• Your instructions
Copy out exactly the lines from the line containing "What's the underlying" to the end of the listing.

• Material for the task
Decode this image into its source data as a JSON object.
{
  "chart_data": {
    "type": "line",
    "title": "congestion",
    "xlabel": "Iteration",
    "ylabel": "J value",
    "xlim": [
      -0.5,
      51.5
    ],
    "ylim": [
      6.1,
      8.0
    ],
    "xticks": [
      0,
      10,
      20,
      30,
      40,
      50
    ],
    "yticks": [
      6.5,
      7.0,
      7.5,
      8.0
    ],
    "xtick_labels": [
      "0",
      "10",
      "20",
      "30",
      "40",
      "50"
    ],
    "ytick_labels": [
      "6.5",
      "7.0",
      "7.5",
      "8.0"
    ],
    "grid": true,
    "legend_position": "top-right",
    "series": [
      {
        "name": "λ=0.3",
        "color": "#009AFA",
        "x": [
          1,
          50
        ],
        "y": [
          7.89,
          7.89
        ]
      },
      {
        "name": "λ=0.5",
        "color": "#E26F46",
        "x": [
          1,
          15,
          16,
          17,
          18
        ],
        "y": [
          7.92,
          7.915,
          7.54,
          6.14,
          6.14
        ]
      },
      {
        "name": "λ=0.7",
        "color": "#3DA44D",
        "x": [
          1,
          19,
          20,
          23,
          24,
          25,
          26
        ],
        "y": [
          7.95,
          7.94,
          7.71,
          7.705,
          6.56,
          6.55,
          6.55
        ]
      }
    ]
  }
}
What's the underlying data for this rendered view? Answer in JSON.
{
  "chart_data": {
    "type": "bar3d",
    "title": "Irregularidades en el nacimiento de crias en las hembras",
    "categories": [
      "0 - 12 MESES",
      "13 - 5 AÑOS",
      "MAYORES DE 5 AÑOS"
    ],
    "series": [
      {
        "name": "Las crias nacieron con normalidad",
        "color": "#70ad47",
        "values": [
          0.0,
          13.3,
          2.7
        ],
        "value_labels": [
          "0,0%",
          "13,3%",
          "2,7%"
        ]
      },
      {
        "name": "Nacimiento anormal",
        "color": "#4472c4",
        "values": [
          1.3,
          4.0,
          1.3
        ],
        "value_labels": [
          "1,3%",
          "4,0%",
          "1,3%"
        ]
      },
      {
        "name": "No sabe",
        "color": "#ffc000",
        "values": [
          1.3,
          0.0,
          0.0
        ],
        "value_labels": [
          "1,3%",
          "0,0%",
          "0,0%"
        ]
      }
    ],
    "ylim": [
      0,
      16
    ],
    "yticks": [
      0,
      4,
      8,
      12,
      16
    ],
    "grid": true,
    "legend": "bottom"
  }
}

• Worked answer
What's the underlying data for this rendered view? Answer in JSON.
{
  "chart_data": {
    "type": "bar3d",
    "title": "Irregularidades en el nacimiento de crias en las hembras",
    "categories": [
      "0 - 12 MESES",
      "13 - 5 AÑOS",
      "MAYORES DE 5 AÑOS"
    ],
    "series": [
      {
        "name": "Las crias nacieron con normalidad",
        "color": "#70ad47",
        "values": [
          0.0,
          13.3,
          2.7
        ],
        "value_labels": [
          "0,0%",
          "13,3%",
          "2,7%"
        ]
      },
      {
        "name": "Nacimiento anormal",
        "color": "#4472c4",
        "values": [
          1.3,
          4.0,
          1.3
        ],
        "value_labels": [
          "1,3%",
          "4,0%",
          "1,3%"
        ]
      },
      {
        "name": "No sabe",
        "color": "#ffc000",
        "values": [
          1.3,
          0.0,
          0.0
        ],
        "value_labels": [
          "1,3%",
          "0,0%",
          "0,0%"
        ]
      }
    ],
    "ylim": [
      0,
      16
    ],
    "yticks": [
      0,
      4,
      8,
      12,
      16
    ],
    "grid": true,
    "legend": "bottom"
  }
}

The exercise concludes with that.